→ **WRITTEN PROBLEM**
Print the full listing exactly.

→ **DATA TO USE**
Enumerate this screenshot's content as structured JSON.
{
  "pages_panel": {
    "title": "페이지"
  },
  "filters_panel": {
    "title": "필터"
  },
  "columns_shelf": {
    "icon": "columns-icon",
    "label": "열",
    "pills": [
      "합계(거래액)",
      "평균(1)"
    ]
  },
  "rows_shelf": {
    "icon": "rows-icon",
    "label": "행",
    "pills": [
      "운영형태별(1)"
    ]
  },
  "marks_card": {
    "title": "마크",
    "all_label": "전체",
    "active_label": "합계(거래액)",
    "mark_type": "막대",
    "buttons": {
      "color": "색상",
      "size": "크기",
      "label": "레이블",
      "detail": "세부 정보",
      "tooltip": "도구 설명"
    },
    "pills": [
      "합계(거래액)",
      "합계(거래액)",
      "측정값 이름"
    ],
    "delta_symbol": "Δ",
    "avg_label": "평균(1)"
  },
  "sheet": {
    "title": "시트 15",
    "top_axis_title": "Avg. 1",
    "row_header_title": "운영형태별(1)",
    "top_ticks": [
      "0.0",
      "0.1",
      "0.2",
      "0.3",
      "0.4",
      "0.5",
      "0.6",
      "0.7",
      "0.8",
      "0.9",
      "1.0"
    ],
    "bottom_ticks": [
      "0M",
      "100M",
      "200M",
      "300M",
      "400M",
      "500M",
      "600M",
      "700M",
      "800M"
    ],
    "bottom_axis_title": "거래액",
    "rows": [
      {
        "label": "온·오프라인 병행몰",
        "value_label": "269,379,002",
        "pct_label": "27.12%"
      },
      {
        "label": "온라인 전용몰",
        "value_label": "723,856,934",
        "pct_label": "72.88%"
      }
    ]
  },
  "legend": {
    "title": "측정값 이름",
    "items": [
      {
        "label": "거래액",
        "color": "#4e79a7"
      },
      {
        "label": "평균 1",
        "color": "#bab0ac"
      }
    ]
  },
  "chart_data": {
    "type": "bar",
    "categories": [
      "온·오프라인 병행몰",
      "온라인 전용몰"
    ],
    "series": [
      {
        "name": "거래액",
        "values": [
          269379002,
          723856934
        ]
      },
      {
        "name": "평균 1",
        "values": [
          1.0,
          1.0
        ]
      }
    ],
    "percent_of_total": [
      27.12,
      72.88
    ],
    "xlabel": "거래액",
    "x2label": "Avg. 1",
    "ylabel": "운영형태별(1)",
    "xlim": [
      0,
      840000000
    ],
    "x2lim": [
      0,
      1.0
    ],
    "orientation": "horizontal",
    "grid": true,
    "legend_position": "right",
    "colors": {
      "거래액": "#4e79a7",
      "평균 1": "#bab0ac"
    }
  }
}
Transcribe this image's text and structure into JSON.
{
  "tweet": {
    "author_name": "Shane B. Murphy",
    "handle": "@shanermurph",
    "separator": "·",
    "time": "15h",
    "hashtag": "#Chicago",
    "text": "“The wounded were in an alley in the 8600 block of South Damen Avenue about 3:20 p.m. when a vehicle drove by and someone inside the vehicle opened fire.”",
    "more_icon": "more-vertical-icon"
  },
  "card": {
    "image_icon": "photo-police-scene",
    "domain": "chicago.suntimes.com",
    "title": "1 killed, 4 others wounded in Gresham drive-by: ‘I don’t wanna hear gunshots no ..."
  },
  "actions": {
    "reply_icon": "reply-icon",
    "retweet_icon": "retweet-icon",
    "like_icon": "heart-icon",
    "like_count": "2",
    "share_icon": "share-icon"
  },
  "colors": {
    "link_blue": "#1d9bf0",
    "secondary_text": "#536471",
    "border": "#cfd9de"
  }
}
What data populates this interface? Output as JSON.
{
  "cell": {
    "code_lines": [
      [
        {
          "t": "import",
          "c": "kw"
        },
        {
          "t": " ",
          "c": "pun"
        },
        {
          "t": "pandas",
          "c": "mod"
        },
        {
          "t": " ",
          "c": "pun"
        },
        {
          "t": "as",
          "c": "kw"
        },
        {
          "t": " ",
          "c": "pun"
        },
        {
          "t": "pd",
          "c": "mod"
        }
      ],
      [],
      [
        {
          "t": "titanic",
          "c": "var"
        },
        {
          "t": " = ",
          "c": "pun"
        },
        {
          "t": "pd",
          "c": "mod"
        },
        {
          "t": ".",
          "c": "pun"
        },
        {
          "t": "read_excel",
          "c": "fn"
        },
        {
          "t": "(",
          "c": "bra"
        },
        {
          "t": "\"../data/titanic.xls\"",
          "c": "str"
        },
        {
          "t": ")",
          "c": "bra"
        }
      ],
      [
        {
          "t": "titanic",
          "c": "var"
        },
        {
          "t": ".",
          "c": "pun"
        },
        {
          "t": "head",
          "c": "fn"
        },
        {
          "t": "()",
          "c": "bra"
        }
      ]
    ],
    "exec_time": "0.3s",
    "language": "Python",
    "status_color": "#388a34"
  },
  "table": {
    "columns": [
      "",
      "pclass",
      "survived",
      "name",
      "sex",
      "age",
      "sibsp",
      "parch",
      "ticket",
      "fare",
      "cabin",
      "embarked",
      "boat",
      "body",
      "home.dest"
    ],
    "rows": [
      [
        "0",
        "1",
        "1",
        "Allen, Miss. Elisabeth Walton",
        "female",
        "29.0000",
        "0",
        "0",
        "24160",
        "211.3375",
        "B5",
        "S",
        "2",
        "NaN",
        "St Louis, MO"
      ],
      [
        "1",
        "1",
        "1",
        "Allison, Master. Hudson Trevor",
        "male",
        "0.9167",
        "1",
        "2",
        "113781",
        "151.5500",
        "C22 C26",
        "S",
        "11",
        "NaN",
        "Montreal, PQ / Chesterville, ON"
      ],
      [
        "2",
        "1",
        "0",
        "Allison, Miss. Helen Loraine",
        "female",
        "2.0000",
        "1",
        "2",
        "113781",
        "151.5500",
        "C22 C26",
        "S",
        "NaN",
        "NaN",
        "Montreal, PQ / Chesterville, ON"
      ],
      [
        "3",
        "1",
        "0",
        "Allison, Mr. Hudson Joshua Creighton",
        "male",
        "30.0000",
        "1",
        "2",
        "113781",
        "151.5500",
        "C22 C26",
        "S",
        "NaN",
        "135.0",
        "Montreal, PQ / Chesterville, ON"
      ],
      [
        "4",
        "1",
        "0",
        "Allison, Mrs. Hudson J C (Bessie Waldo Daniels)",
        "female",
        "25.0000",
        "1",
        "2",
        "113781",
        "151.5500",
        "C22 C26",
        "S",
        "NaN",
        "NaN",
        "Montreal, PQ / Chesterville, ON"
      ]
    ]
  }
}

→ **EXERCISE RESPONSE**
Enumerate this screenshot's content as structured JSON.
{
  "pages_panel": {
    "title": "페이지"
  },
  "filters_panel": {
    "title": "필터"
  },
  "columns_shelf": {
    "icon": "columns-icon",
    "label": "열",
    "pills": [
      "합계(거래액)",
      "평균(1)"
    ]
  },
  "rows_shelf": {
    "icon": "rows-icon",
    "label": "행",
    "pills": [
      "운영형태별(1)"
    ]
  },
  "marks_card": {
    "title": "마크",
    "all_label": "전체",
    "active_label": "합계(거래액)",
    "mark_type": "막대",
    "buttons": {
      "color": "색상",
      "size": "크기",
      "label": "레이블",
      "detail": "세부 정보",
      "tooltip": "도구 설명"
    },
    "pills": [
      "합계(거래액)",
      "합계(거래액)",
      "측정값 이름"
    ],
    "delta_symbol": "Δ",
    "avg_label": "평균(1)"
  },
  "sheet": {
    "title": "시트 15",
    "top_axis_title": "Avg. 1",
    "row_header_title": "운영형태별(1)",
    "top_ticks": [
      "0.0",
      "0.1",
      "0.2",
      "0.3",
      "0.4",
      "0.5",
      "0.6",
      "0.7",
      "0.8",
      "0.9",
      "1.0"
    ],
    "bottom_ticks": [
      "0M",
      "100M",
      "200M",
      "300M",
      "400M",
      "500M",
      "600M",
      "700M",
      "800M"
    ],
    "bottom_axis_title": "거래액",
    "rows": [
      {
        "label": "온·오프라인 병행몰",
        "value_label": "269,379,002",
        "pct_label": "27.12%"
      },
      {
        "label": "온라인 전용몰",
        "value_label": "723,856,934",
        "pct_label": "72.88%"
      }
    ]
  },
  "legend": {
    "title": "측정값 이름",
    "items": [
      {
        "label": "거래액",
        "color": "#4e79a7"
      },
      {
        "label": "평균 1",
        "color": "#bab0ac"
      }
    ]
  },
  "chart_data": {
    "type": "bar",
    "categories": [
      "온·오프라인 병행몰",
      "온라인 전용몰"
    ],
    "series": [
      {
        "name": "거래액",
        "values": [
          269379002,
          723856934
        ]
      },
      {
        "name": "평균 1",
        "values": [
          1.0,
          1.0
        ]
      }
    ],
    "percent_of_total": [
      27.12,
      72.88
    ],
    "xlabel": "거래액",
    "x2label": "Avg. 1",
    "ylabel": "운영형태별(1)",
    "xlim": [
      0,
      840000000
    ],
    "x2lim": [
      0,
      1.0
    ],
    "orientation": "horizontal",
    "grid": true,
    "legend_position": "right",
    "colors": {
      "거래액": "#4e79a7",
      "평균 1": "#bab0ac"
    }
  }
}
Transcribe this image's text and structure into JSON.
{
  "tweet": {
    "author_name": "Shane B. Murphy",
    "handle": "@shanermurph",
    "separator": "·",
    "time": "15h",
    "hashtag": "#Chicago",
    "text": "“The wounded were in an alley in the 8600 block of South Damen Avenue about 3:20 p.m. when a vehicle drove by and someone inside the vehicle opened fire.”",
    "more_icon": "more-vertical-icon"
  },
  "card": {
    "image_icon": "photo-police-scene",
    "domain": "chicago.suntimes.com",
    "title": "1 killed, 4 others wounded in Gresham drive-by: ‘I don’t wanna hear gunshots no ..."
  },
  "actions": {
    "reply_icon": "reply-icon",
    "retweet_icon": "retweet-icon",
    "like_icon": "heart-icon",
    "like_count": "2",
    "share_icon": "share-icon"
  },
  "colors": {
    "link_blue": "#1d9bf0",
    "secondary_text": "#536471",
    "border": "#cfd9de"
  }
}
What data populates this interface? Output as JSON.
{
  "cell": {
    "code_lines": [
      [
        {
          "t": "import",
          "c": "kw"
        },
        {
          "t": " ",
          "c": "pun"
        },
        {
          "t": "pandas",
          "c": "mod"
        },
        {
          "t": " ",
          "c": "pun"
        },
        {
          "t": "as",
          "c": "kw"
        },
        {
          "t": " ",
          "c": "pun"
        },
        {
          "t": "pd",
          "c": "mod"
        }
      ],
      [],
      [
        {
          "t": "titanic",
          "c": "var"
        },
        {
          "t": " = ",
          "c": "pun"
        },
        {
          "t": "pd",
          "c": "mod"
        },
        {
          "t": ".",
          "c": "pun"
        },
        {
          "t": "read_excel",
          "c": "fn"
        },
        {
          "t": "(",
          "c": "bra"
        },
        {
          "t": "\"../data/titanic.xls\"",
          "c": "str"
        },
        {
          "t": ")",
          "c": "bra"
        }
      ],
      [
        {
          "t": "titanic",
          "c": "var"
        },
        {
          "t": ".",
          "c": "pun"
        },
        {
          "t": "head",
          "c": "fn"
        },
        {
          "t": "()",
          "c": "bra"
        }
      ]
    ],
    "exec_time": "0.3s",
    "language": "Python",
    "status_color": "#388a34"
  },
  "table": {
    "columns": [
      "",
      "pclass",
      "survived",
      "name",
      "sex",
      "age",
      "sibsp",
      "parch",
      "ticket",
      "fare",
      "cabin",
      "embarked",
      "boat",
      "body",
      "home.dest"
    ],
    "rows": [
      [
        "0",
        "1",
        "1",
        "Allen, Miss. Elisabeth Walton",
        "female",
        "29.0000",
        "0",
        "0",
        "24160",
        "211.3375",
        "B5",
        "S",
        "2",
        "NaN",
        "St Louis, MO"
      ],
      [
        "1",
        "1",
        "1",
        "Allison, Master. Hudson Trevor",
        "male",
        "0.9167",
        "1",
        "2",
        "113781",
        "151.5500",
        "C22 C26",
        "S",
        "11",
        "NaN",
        "Montreal, PQ / Chesterville, ON"
      ],
      [
        "2",
        "1",
        "0",
        "Allison, Miss. Helen Loraine",
        "female",
        "2.0000",
        "1",
        "2",
        "113781",
        "151.5500",
        "C22 C26",
        "S",
        "NaN",
        "NaN",
        "Montreal, PQ / Chesterville, ON"
      ],
      [
        "3",
        "1",
        "0",
        "Allison, Mr. Hudson Joshua Creighton",
        "male",
        "30.0000",
        "1",
        "2",
        "113781",
        "151.5500",
        "C22 C26",
        "S",
        "NaN",
        "135.0",
        "Montreal, PQ / Chesterville, ON"
      ],
      [
        "4",
        "1",
        "0",
        "Allison, Mrs. Hudson J C (Bessie Waldo Daniels)",
        "female",
        "25.0000",
        "1",
        "2",
        "113781",
        "151.5500",
        "C22 C26",
        "S",
        "NaN",
        "NaN",
        "Montreal, PQ / Chesterville, ON"
      ]
    ]
  }
}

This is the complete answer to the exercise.